Given instruction: Please copy out every line of the entries below word for word.

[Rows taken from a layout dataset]
+++

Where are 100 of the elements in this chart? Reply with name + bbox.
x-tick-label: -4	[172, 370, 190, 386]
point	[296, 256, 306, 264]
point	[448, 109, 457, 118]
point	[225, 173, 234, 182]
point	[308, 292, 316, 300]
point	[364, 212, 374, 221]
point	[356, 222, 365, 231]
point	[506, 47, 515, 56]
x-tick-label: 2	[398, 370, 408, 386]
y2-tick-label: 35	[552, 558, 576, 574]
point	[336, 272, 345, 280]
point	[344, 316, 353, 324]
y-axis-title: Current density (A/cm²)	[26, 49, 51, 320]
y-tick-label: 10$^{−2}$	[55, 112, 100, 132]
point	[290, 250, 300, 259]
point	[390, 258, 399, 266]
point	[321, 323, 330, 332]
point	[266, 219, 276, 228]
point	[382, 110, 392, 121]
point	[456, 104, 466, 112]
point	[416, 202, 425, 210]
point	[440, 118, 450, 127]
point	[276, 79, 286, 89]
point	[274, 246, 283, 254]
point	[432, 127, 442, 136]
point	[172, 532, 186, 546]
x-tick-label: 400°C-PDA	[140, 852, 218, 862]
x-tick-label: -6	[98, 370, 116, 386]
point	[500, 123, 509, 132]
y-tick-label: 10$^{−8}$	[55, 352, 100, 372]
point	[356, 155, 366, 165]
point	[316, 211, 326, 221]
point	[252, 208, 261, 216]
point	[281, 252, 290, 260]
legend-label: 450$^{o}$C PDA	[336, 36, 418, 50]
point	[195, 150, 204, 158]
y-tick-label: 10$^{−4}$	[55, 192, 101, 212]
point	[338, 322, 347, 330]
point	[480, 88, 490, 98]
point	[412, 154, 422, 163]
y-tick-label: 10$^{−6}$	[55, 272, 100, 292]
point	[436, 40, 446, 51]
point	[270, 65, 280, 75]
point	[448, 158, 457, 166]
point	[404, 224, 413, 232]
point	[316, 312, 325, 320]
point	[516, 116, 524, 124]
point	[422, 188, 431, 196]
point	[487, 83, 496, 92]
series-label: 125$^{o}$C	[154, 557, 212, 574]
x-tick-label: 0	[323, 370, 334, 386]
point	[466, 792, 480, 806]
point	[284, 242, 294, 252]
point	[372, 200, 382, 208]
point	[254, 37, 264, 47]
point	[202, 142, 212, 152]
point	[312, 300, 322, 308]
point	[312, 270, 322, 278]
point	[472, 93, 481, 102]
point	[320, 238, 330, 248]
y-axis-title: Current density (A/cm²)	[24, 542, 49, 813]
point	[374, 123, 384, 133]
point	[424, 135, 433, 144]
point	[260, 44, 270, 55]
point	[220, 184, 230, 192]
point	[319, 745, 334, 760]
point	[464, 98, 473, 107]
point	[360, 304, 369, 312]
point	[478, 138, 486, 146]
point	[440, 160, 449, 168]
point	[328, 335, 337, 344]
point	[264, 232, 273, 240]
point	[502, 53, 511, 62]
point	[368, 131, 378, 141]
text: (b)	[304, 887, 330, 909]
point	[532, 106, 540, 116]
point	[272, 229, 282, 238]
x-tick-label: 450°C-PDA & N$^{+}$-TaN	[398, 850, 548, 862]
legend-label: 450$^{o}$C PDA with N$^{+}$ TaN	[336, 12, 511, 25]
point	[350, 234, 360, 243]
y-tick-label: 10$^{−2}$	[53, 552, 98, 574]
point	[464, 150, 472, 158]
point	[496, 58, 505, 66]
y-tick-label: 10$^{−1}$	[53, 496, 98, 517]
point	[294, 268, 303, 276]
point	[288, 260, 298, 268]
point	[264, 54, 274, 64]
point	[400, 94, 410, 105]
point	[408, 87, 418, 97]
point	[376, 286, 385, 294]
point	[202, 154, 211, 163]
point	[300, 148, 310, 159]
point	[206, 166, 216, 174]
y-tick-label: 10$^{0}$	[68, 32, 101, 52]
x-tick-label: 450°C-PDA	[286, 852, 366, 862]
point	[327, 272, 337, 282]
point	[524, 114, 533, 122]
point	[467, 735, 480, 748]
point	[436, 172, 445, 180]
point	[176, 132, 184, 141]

+++

Response for this exercise:
Where are 100 of the elements in this chart? Reply with name + bbox.
x-tick-label: -4	[172, 370, 190, 386]
point	[296, 256, 306, 264]
point	[448, 109, 457, 118]
point	[225, 173, 234, 182]
point	[308, 292, 316, 300]
point	[364, 212, 374, 221]
point	[356, 222, 365, 231]
point	[506, 47, 515, 56]
x-tick-label: 2	[398, 370, 408, 386]
y2-tick-label: 35	[552, 558, 576, 574]
point	[336, 272, 345, 280]
point	[344, 316, 353, 324]
y-axis-title: Current density (A/cm²)	[26, 49, 51, 320]
y-tick-label: 10$^{−2}$	[55, 112, 100, 132]
point	[290, 250, 300, 259]
point	[390, 258, 399, 266]
point	[321, 323, 330, 332]
point	[266, 219, 276, 228]
point	[382, 110, 392, 121]
point	[456, 104, 466, 112]
point	[416, 202, 425, 210]
point	[440, 118, 450, 127]
point	[276, 79, 286, 89]
point	[274, 246, 283, 254]
point	[432, 127, 442, 136]
point	[172, 532, 186, 546]
x-tick-label: 400°C-PDA	[140, 852, 218, 862]
x-tick-label: -6	[98, 370, 116, 386]
point	[500, 123, 509, 132]
y-tick-label: 10$^{−8}$	[55, 352, 100, 372]
point	[356, 155, 366, 165]
point	[316, 211, 326, 221]
point	[252, 208, 261, 216]
point	[281, 252, 290, 260]
legend-label: 450$^{o}$C PDA	[336, 36, 418, 50]
point	[195, 150, 204, 158]
y-tick-label: 10$^{−4}$	[55, 192, 101, 212]
point	[338, 322, 347, 330]
point	[480, 88, 490, 98]
point	[412, 154, 422, 163]
y-tick-label: 10$^{−6}$	[55, 272, 100, 292]
point	[436, 40, 446, 51]
point	[270, 65, 280, 75]
point	[448, 158, 457, 166]
point	[404, 224, 413, 232]
point	[316, 312, 325, 320]
point	[516, 116, 524, 124]
point	[422, 188, 431, 196]
point	[487, 83, 496, 92]
series-label: 125$^{o}$C	[154, 557, 212, 574]
x-tick-label: 0	[323, 370, 334, 386]
point	[466, 792, 480, 806]
point	[284, 242, 294, 252]
point	[372, 200, 382, 208]
point	[254, 37, 264, 47]
point	[202, 142, 212, 152]
point	[312, 300, 322, 308]
point	[312, 270, 322, 278]
point	[472, 93, 481, 102]
point	[320, 238, 330, 248]
y-axis-title: Current density (A/cm²)	[24, 542, 49, 813]
point	[374, 123, 384, 133]
point	[424, 135, 433, 144]
point	[260, 44, 270, 55]
point	[220, 184, 230, 192]
point	[319, 745, 334, 760]
point	[464, 98, 473, 107]
point	[360, 304, 369, 312]
point	[478, 138, 486, 146]
point	[440, 160, 449, 168]
point	[328, 335, 337, 344]
point	[264, 232, 273, 240]
point	[502, 53, 511, 62]
point	[368, 131, 378, 141]
text: (b)	[304, 887, 330, 909]
point	[532, 106, 540, 116]
point	[272, 229, 282, 238]
x-tick-label: 450°C-PDA & N$^{+}$-TaN	[398, 850, 548, 862]
legend-label: 450$^{o}$C PDA with N$^{+}$ TaN	[336, 12, 511, 25]
point	[350, 234, 360, 243]
y-tick-label: 10$^{−2}$	[53, 552, 98, 574]
point	[464, 150, 472, 158]
point	[496, 58, 505, 66]
y-tick-label: 10$^{−1}$	[53, 496, 98, 517]
point	[294, 268, 303, 276]
point	[288, 260, 298, 268]
point	[264, 54, 274, 64]
point	[400, 94, 410, 105]
point	[408, 87, 418, 97]
point	[376, 286, 385, 294]
point	[202, 154, 211, 163]
point	[300, 148, 310, 159]
point	[206, 166, 216, 174]
y-tick-label: 10$^{0}$	[68, 32, 101, 52]
x-tick-label: 450°C-PDA	[286, 852, 366, 862]
point	[327, 272, 337, 282]
point	[524, 114, 533, 122]
point	[467, 735, 480, 748]
point	[436, 172, 445, 180]
point	[176, 132, 184, 141]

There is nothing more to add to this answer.